The exercise :: Please output the lines shown below exactly as they appear.

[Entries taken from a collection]
....
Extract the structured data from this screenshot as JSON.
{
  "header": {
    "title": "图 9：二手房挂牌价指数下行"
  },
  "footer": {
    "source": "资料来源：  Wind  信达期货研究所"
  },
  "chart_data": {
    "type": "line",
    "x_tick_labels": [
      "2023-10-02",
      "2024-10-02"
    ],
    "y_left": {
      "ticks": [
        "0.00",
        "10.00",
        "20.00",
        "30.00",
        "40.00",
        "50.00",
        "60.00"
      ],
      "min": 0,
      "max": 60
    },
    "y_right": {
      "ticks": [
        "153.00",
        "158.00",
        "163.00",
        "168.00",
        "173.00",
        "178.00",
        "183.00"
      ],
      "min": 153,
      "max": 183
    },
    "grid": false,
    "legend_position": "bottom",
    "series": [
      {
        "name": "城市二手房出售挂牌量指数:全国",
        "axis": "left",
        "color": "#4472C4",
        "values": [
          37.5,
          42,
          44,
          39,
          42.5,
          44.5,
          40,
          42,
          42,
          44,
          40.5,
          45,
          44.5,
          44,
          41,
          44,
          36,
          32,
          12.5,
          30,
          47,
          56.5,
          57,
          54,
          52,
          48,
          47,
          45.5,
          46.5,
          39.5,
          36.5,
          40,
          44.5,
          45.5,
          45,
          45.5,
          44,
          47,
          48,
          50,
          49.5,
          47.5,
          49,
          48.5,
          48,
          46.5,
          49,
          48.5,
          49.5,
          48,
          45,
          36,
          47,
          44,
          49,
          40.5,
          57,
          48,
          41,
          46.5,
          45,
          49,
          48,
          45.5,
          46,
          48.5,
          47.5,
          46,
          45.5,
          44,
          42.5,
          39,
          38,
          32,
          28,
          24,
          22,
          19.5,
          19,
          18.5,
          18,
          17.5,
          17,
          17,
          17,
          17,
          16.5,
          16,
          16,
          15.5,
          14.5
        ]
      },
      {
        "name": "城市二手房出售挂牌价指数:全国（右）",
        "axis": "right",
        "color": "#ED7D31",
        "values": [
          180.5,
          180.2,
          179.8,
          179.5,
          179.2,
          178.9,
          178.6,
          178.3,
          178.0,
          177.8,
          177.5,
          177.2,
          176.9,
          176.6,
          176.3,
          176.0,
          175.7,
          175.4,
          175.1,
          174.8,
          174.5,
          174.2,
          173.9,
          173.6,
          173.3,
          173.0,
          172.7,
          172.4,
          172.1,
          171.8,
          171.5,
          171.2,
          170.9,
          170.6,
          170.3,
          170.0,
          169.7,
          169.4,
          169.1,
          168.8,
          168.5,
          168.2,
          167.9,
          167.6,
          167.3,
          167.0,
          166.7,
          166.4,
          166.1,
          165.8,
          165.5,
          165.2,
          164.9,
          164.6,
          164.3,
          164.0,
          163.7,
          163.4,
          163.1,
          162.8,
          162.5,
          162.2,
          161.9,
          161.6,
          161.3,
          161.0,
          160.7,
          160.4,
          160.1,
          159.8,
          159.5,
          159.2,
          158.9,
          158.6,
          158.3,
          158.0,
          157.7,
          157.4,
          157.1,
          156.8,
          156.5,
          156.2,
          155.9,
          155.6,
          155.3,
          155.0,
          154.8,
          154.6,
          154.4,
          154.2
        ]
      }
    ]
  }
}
....
Result ::
Extract the structured data from this screenshot as JSON.
{
  "header": {
    "title": "图 9：二手房挂牌价指数下行"
  },
  "footer": {
    "source": "资料来源：  Wind  信达期货研究所"
  },
  "chart_data": {
    "type": "line",
    "x_tick_labels": [
      "2023-10-02",
      "2024-10-02"
    ],
    "y_left": {
      "ticks": [
        "0.00",
        "10.00",
        "20.00",
        "30.00",
        "40.00",
        "50.00",
        "60.00"
      ],
      "min": 0,
      "max": 60
    },
    "y_right": {
      "ticks": [
        "153.00",
        "158.00",
        "163.00",
        "168.00",
        "173.00",
        "178.00",
        "183.00"
      ],
      "min": 153,
      "max": 183
    },
    "grid": false,
    "legend_position": "bottom",
    "series": [
      {
        "name": "城市二手房出售挂牌量指数:全国",
        "axis": "left",
        "color": "#4472C4",
        "values": [
          37.5,
          42,
          44,
          39,
          42.5,
          44.5,
          40,
          42,
          42,
          44,
          40.5,
          45,
          44.5,
          44,
          41,
          44,
          36,
          32,
          12.5,
          30,
          47,
          56.5,
          57,
          54,
          52,
          48,
          47,
          45.5,
          46.5,
          39.5,
          36.5,
          40,
          44.5,
          45.5,
          45,
          45.5,
          44,
          47,
          48,
          50,
          49.5,
          47.5,
          49,
          48.5,
          48,
          46.5,
          49,
          48.5,
          49.5,
          48,
          45,
          36,
          47,
          44,
          49,
          40.5,
          57,
          48,
          41,
          46.5,
          45,
          49,
          48,
          45.5,
          46,
          48.5,
          47.5,
          46,
          45.5,
          44,
          42.5,
          39,
          38,
          32,
          28,
          24,
          22,
          19.5,
          19,
          18.5,
          18,
          17.5,
          17,
          17,
          17,
          17,
          16.5,
          16,
          16,
          15.5,
          14.5
        ]
      },
      {
        "name": "城市二手房出售挂牌价指数:全国（右）",
        "axis": "right",
        "color": "#ED7D31",
        "values": [
          180.5,
          180.2,
          179.8,
          179.5,
          179.2,
          178.9,
          178.6,
          178.3,
          178.0,
          177.8,
          177.5,
          177.2,
          176.9,
          176.6,
          176.3,
          176.0,
          175.7,
          175.4,
          175.1,
          174.8,
          174.5,
          174.2,
          173.9,
          173.6,
          173.3,
          173.0,
          172.7,
          172.4,
          172.1,
          171.8,
          171.5,
          171.2,
          170.9,
          170.6,
          170.3,
          170.0,
          169.7,
          169.4,
          169.1,
          168.8,
          168.5,
          168.2,
          167.9,
          167.6,
          167.3,
          167.0,
          166.7,
          166.4,
          166.1,
          165.8,
          165.5,
          165.2,
          164.9,
          164.6,
          164.3,
          164.0,
          163.7,
          163.4,
          163.1,
          162.8,
          162.5,
          162.2,
          161.9,
          161.6,
          161.3,
          161.0,
          160.7,
          160.4,
          160.1,
          159.8,
          159.5,
          159.2,
          158.9,
          158.6,
          158.3,
          158.0,
          157.7,
          157.4,
          157.1,
          156.8,
          156.5,
          156.2,
          155.9,
          155.6,
          155.3,
          155.0,
          154.8,
          154.6,
          154.4,
          154.2
        ]
      }
    ]
  }
}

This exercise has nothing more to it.